◆ **Short exercise**
The records below must be duplicated exactly, character for character.

— START OF Rows —

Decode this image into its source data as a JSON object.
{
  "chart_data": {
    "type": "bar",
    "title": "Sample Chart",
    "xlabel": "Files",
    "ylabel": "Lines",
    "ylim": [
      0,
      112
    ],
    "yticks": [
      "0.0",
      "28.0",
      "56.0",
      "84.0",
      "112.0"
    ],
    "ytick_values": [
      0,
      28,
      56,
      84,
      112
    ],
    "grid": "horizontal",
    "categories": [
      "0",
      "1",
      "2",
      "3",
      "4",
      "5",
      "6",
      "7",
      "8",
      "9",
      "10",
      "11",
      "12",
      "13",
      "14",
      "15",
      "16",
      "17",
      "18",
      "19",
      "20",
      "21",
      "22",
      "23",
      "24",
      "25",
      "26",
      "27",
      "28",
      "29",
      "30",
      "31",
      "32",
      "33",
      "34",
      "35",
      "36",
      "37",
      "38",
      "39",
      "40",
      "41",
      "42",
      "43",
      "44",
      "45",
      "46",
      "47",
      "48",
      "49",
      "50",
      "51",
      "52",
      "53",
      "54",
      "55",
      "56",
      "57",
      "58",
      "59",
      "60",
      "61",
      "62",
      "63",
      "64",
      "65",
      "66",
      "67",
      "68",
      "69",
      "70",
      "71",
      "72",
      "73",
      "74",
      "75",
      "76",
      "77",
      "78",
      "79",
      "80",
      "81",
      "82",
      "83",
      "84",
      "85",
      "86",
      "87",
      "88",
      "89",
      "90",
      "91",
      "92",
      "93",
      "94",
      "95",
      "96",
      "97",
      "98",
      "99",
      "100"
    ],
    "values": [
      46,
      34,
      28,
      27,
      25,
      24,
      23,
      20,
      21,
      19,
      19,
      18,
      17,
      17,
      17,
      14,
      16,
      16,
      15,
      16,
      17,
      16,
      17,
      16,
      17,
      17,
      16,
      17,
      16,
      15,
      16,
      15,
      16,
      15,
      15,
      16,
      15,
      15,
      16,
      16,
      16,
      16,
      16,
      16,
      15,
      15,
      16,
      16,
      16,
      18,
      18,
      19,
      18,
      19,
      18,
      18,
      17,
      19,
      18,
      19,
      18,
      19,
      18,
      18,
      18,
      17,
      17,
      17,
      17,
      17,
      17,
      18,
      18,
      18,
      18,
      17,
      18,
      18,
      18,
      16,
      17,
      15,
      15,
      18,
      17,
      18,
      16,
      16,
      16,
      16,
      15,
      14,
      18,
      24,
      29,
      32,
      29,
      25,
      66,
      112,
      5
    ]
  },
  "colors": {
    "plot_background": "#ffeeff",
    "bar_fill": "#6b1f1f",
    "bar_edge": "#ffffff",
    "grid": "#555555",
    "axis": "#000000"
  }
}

— END OF Rows —

◆ **Problem solution**
Decode this image into its source data as a JSON object.
{
  "chart_data": {
    "type": "bar",
    "title": "Sample Chart",
    "xlabel": "Files",
    "ylabel": "Lines",
    "ylim": [
      0,
      112
    ],
    "yticks": [
      "0.0",
      "28.0",
      "56.0",
      "84.0",
      "112.0"
    ],
    "ytick_values": [
      0,
      28,
      56,
      84,
      112
    ],
    "grid": "horizontal",
    "categories": [
      "0",
      "1",
      "2",
      "3",
      "4",
      "5",
      "6",
      "7",
      "8",
      "9",
      "10",
      "11",
      "12",
      "13",
      "14",
      "15",
      "16",
      "17",
      "18",
      "19",
      "20",
      "21",
      "22",
      "23",
      "24",
      "25",
      "26",
      "27",
      "28",
      "29",
      "30",
      "31",
      "32",
      "33",
      "34",
      "35",
      "36",
      "37",
      "38",
      "39",
      "40",
      "41",
      "42",
      "43",
      "44",
      "45",
      "46",
      "47",
      "48",
      "49",
      "50",
      "51",
      "52",
      "53",
      "54",
      "55",
      "56",
      "57",
      "58",
      "59",
      "60",
      "61",
      "62",
      "63",
      "64",
      "65",
      "66",
      "67",
      "68",
      "69",
      "70",
      "71",
      "72",
      "73",
      "74",
      "75",
      "76",
      "77",
      "78",
      "79",
      "80",
      "81",
      "82",
      "83",
      "84",
      "85",
      "86",
      "87",
      "88",
      "89",
      "90",
      "91",
      "92",
      "93",
      "94",
      "95",
      "96",
      "97",
      "98",
      "99",
      "100"
    ],
    "values": [
      46,
      34,
      28,
      27,
      25,
      24,
      23,
      20,
      21,
      19,
      19,
      18,
      17,
      17,
      17,
      14,
      16,
      16,
      15,
      16,
      17,
      16,
      17,
      16,
      17,
      17,
      16,
      17,
      16,
      15,
      16,
      15,
      16,
      15,
      15,
      16,
      15,
      15,
      16,
      16,
      16,
      16,
      16,
      16,
      15,
      15,
      16,
      16,
      16,
      18,
      18,
      19,
      18,
      19,
      18,
      18,
      17,
      19,
      18,
      19,
      18,
      19,
      18,
      18,
      18,
      17,
      17,
      17,
      17,
      17,
      17,
      18,
      18,
      18,
      18,
      17,
      18,
      18,
      18,
      16,
      17,
      15,
      15,
      18,
      17,
      18,
      16,
      16,
      16,
      16,
      15,
      14,
      18,
      24,
      29,
      32,
      29,
      25,
      66,
      112,
      5
    ]
  },
  "colors": {
    "plot_background": "#ffeeff",
    "bar_fill": "#6b1f1f",
    "bar_edge": "#ffffff",
    "grid": "#555555",
    "axis": "#000000"
  }
}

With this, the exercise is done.